### WHAT YOU HAVE TO DO
Look through the material and copy each line holding "Fractional".

### DATA ROWS
__________

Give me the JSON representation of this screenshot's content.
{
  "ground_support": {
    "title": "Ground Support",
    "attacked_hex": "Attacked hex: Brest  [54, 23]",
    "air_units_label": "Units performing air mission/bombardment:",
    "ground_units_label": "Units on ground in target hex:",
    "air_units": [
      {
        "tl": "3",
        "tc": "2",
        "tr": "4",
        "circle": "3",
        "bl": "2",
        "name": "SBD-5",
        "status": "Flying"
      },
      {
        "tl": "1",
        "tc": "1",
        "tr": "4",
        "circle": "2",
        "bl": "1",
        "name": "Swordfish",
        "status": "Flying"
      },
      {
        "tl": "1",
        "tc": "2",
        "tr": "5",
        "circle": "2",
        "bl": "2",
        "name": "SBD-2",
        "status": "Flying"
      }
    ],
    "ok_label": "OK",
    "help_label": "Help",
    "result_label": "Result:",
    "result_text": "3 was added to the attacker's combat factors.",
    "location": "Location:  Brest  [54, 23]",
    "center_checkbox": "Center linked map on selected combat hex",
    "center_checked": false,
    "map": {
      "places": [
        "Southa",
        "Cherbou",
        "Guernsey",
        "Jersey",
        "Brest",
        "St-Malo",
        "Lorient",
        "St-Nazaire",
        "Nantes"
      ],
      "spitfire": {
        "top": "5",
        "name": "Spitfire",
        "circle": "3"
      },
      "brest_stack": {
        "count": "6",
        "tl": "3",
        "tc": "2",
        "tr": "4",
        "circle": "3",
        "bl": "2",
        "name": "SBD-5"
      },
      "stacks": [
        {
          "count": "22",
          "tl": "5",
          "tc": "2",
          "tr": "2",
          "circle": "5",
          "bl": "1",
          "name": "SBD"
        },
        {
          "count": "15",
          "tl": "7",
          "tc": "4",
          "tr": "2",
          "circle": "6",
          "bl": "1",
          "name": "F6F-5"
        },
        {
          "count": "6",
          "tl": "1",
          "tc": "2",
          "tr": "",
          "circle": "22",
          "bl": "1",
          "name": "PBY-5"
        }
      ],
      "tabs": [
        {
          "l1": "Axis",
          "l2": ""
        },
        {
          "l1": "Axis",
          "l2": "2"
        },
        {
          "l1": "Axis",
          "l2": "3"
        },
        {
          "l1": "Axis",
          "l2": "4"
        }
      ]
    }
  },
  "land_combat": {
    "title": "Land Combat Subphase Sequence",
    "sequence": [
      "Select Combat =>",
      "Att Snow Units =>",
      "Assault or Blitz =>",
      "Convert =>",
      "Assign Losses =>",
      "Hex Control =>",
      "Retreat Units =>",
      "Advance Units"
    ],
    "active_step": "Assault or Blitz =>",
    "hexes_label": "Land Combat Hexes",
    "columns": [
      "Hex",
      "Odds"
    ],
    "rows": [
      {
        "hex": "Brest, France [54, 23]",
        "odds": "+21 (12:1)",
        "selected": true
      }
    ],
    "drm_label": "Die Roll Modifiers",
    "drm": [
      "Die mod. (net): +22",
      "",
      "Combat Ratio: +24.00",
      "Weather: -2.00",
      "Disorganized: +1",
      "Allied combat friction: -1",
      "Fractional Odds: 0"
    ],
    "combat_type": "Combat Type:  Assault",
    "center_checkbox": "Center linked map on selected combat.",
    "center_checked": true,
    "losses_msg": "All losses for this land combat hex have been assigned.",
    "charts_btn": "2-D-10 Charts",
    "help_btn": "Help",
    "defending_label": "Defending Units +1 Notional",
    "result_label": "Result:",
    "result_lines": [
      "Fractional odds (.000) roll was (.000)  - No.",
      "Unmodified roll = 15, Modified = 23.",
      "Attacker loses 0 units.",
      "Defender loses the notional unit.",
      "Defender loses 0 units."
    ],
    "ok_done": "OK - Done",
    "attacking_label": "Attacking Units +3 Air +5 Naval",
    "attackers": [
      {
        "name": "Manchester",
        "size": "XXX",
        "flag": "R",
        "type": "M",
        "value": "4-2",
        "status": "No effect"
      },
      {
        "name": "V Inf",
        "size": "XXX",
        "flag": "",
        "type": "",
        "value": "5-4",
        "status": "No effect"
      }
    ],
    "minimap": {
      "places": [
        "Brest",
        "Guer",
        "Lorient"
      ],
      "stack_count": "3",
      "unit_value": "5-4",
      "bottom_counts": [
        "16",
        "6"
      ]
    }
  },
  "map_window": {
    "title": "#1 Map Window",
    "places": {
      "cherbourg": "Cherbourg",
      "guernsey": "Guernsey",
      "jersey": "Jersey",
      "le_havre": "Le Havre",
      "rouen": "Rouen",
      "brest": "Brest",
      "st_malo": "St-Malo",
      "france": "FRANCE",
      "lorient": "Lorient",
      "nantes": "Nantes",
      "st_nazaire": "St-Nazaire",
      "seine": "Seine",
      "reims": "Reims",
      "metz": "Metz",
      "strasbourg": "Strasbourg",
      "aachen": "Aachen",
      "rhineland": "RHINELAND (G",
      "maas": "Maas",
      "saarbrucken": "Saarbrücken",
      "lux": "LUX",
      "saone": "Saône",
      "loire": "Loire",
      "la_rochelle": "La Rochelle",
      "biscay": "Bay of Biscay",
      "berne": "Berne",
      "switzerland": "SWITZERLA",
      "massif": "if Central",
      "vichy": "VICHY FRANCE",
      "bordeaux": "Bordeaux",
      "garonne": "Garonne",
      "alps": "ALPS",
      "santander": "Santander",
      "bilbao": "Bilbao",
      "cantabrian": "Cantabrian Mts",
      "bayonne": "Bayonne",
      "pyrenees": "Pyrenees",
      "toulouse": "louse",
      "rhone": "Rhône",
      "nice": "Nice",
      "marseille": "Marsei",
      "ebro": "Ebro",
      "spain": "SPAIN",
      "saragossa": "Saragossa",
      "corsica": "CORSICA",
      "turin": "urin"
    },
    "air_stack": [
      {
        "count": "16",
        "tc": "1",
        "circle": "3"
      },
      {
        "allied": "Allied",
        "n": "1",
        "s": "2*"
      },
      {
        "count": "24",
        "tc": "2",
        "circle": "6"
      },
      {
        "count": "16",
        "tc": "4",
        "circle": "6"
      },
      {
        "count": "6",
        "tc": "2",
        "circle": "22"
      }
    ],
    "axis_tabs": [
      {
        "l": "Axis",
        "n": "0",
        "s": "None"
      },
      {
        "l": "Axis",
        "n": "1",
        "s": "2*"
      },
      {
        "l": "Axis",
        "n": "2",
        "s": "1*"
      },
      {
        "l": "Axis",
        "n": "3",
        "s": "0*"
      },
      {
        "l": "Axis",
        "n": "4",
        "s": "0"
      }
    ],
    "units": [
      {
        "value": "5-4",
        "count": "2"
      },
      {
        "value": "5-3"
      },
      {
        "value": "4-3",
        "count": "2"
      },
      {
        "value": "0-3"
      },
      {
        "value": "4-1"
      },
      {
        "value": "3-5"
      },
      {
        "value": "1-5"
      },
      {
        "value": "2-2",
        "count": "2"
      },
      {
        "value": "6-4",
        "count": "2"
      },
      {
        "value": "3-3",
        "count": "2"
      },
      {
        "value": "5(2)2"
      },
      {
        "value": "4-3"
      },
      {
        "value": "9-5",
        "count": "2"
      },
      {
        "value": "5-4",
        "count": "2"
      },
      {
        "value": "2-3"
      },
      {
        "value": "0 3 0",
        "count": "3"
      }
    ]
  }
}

__________

### ANSWER
      "Fractional Odds: 0"
      "Fractional odds (.000) roll was (.000)  - No.",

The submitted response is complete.